What is required:
Transcribe all records exactly.

Dataset records:

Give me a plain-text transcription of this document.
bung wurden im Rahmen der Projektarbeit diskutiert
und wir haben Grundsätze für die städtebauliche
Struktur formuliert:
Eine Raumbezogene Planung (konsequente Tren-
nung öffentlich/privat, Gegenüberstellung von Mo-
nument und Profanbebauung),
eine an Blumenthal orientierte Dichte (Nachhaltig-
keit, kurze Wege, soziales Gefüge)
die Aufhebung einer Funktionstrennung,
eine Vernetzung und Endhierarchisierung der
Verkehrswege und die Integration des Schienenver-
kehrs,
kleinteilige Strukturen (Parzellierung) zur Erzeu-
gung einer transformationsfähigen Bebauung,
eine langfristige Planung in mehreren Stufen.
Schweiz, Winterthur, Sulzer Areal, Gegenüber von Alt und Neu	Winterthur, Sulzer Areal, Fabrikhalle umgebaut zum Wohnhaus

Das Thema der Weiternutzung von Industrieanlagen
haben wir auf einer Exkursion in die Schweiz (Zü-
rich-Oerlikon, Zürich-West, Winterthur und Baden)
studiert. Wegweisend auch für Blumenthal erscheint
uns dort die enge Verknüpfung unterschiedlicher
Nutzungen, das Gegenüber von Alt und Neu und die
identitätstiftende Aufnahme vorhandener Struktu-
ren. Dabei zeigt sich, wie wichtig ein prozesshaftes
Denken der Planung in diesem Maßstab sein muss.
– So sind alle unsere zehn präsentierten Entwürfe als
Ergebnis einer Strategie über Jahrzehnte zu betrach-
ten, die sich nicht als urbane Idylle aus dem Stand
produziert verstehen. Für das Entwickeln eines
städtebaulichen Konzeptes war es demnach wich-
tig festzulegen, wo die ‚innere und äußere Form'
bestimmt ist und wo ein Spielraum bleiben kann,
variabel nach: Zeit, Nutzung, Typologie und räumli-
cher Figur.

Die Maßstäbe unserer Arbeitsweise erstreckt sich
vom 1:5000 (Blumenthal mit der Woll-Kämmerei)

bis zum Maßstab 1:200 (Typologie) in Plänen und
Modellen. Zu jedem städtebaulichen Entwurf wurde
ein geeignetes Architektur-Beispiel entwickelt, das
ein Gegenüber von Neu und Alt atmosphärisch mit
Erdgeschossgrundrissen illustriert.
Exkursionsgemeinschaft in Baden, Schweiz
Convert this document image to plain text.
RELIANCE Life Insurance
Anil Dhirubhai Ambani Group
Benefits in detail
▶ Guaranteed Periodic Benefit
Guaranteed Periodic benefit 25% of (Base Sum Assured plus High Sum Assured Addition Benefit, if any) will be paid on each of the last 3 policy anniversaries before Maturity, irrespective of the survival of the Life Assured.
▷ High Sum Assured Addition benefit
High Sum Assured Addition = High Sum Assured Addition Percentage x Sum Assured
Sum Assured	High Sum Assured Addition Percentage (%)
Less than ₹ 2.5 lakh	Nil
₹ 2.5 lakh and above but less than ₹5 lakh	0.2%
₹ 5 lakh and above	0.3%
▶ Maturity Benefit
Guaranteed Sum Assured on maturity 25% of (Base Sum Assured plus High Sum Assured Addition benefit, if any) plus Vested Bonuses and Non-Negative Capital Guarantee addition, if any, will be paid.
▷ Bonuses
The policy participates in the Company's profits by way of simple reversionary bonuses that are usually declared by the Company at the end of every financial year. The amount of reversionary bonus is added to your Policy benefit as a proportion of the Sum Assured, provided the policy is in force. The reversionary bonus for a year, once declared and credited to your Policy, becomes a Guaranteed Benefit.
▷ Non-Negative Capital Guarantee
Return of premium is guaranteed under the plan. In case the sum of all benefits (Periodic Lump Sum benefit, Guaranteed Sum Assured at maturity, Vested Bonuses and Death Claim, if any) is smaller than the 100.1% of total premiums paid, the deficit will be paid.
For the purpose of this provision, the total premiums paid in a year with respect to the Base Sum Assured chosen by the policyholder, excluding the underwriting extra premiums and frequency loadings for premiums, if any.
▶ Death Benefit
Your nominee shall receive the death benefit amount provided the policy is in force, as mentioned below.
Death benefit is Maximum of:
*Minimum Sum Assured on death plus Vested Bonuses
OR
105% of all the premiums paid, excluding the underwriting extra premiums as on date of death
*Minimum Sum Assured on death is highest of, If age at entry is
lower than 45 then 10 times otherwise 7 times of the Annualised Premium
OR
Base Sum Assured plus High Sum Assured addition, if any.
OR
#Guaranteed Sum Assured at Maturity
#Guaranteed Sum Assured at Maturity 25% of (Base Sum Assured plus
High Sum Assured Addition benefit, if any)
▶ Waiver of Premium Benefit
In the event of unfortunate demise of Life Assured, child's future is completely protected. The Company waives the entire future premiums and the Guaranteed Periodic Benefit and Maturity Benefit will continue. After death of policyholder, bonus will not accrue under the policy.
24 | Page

Exercise answer:
Give me a plain-text transcription of this document.
bung wurden im Rahmen der Projektarbeit diskutiert
und wir haben Grundsätze für die städtebauliche
Struktur formuliert:
Eine Raumbezogene Planung (konsequente Tren-
nung öffentlich/privat, Gegenüberstellung von Mo-
nument und Profanbebauung),
eine an Blumenthal orientierte Dichte (Nachhaltig-
keit, kurze Wege, soziales Gefüge)
die Aufhebung einer Funktionstrennung,
eine Vernetzung und Endhierarchisierung der
Verkehrswege und die Integration des Schienenver-
kehrs,
kleinteilige Strukturen (Parzellierung) zur Erzeu-
gung einer transformationsfähigen Bebauung,
eine langfristige Planung in mehreren Stufen.
Schweiz, Winterthur, Sulzer Areal, Gegenüber von Alt und Neu	Winterthur, Sulzer Areal, Fabrikhalle umgebaut zum Wohnhaus

Das Thema der Weiternutzung von Industrieanlagen
haben wir auf einer Exkursion in die Schweiz (Zü-
rich-Oerlikon, Zürich-West, Winterthur und Baden)
studiert. Wegweisend auch für Blumenthal erscheint
uns dort die enge Verknüpfung unterschiedlicher
Nutzungen, das Gegenüber von Alt und Neu und die
identitätstiftende Aufnahme vorhandener Struktu-
ren. Dabei zeigt sich, wie wichtig ein prozesshaftes
Denken der Planung in diesem Maßstab sein muss.
– So sind alle unsere zehn präsentierten Entwürfe als
Ergebnis einer Strategie über Jahrzehnte zu betrach-
ten, die sich nicht als urbane Idylle aus dem Stand
produziert verstehen. Für das Entwickeln eines
städtebaulichen Konzeptes war es demnach wich-
tig festzulegen, wo die ‚innere und äußere Form'
bestimmt ist und wo ein Spielraum bleiben kann,
variabel nach: Zeit, Nutzung, Typologie und räumli-
cher Figur.

Die Maßstäbe unserer Arbeitsweise erstreckt sich
vom 1:5000 (Blumenthal mit der Woll-Kämmerei)

bis zum Maßstab 1:200 (Typologie) in Plänen und
Modellen. Zu jedem städtebaulichen Entwurf wurde
ein geeignetes Architektur-Beispiel entwickelt, das
ein Gegenüber von Neu und Alt atmosphärisch mit
Erdgeschossgrundrissen illustriert.
Exkursionsgemeinschaft in Baden, Schweiz
Convert this document image to plain text.
RELIANCE Life Insurance
Anil Dhirubhai Ambani Group
Benefits in detail
▶ Guaranteed Periodic Benefit
Guaranteed Periodic benefit 25% of (Base Sum Assured plus High Sum Assured Addition Benefit, if any) will be paid on each of the last 3 policy anniversaries before Maturity, irrespective of the survival of the Life Assured.
▷ High Sum Assured Addition benefit
High Sum Assured Addition = High Sum Assured Addition Percentage x Sum Assured
Sum Assured	High Sum Assured Addition Percentage (%)
Less than ₹ 2.5 lakh	Nil
₹ 2.5 lakh and above but less than ₹5 lakh	0.2%
₹ 5 lakh and above	0.3%
▶ Maturity Benefit
Guaranteed Sum Assured on maturity 25% of (Base Sum Assured plus High Sum Assured Addition benefit, if any) plus Vested Bonuses and Non-Negative Capital Guarantee addition, if any, will be paid.
▷ Bonuses
The policy participates in the Company's profits by way of simple reversionary bonuses that are usually declared by the Company at the end of every financial year. The amount of reversionary bonus is added to your Policy benefit as a proportion of the Sum Assured, provided the policy is in force. The reversionary bonus for a year, once declared and credited to your Policy, becomes a Guaranteed Benefit.
▷ Non-Negative Capital Guarantee
Return of premium is guaranteed under the plan. In case the sum of all benefits (Periodic Lump Sum benefit, Guaranteed Sum Assured at maturity, Vested Bonuses and Death Claim, if any) is smaller than the 100.1% of total premiums paid, the deficit will be paid.
For the purpose of this provision, the total premiums paid in a year with respect to the Base Sum Assured chosen by the policyholder, excluding the underwriting extra premiums and frequency loadings for premiums, if any.
▶ Death Benefit
Your nominee shall receive the death benefit amount provided the policy is in force, as mentioned below.
Death benefit is Maximum of:
*Minimum Sum Assured on death plus Vested Bonuses
OR
105% of all the premiums paid, excluding the underwriting extra premiums as on date of death
*Minimum Sum Assured on death is highest of, If age at entry is
lower than 45 then 10 times otherwise 7 times of the Annualised Premium
OR
Base Sum Assured plus High Sum Assured addition, if any.
OR
#Guaranteed Sum Assured at Maturity
#Guaranteed Sum Assured at Maturity 25% of (Base Sum Assured plus
High Sum Assured Addition benefit, if any)
▶ Waiver of Premium Benefit
In the event of unfortunate demise of Life Assured, child's future is completely protected. The Company waives the entire future premiums and the Guaranteed Periodic Benefit and Maturity Benefit will continue. After death of policyholder, bonus will not accrue under the policy.
24 | Page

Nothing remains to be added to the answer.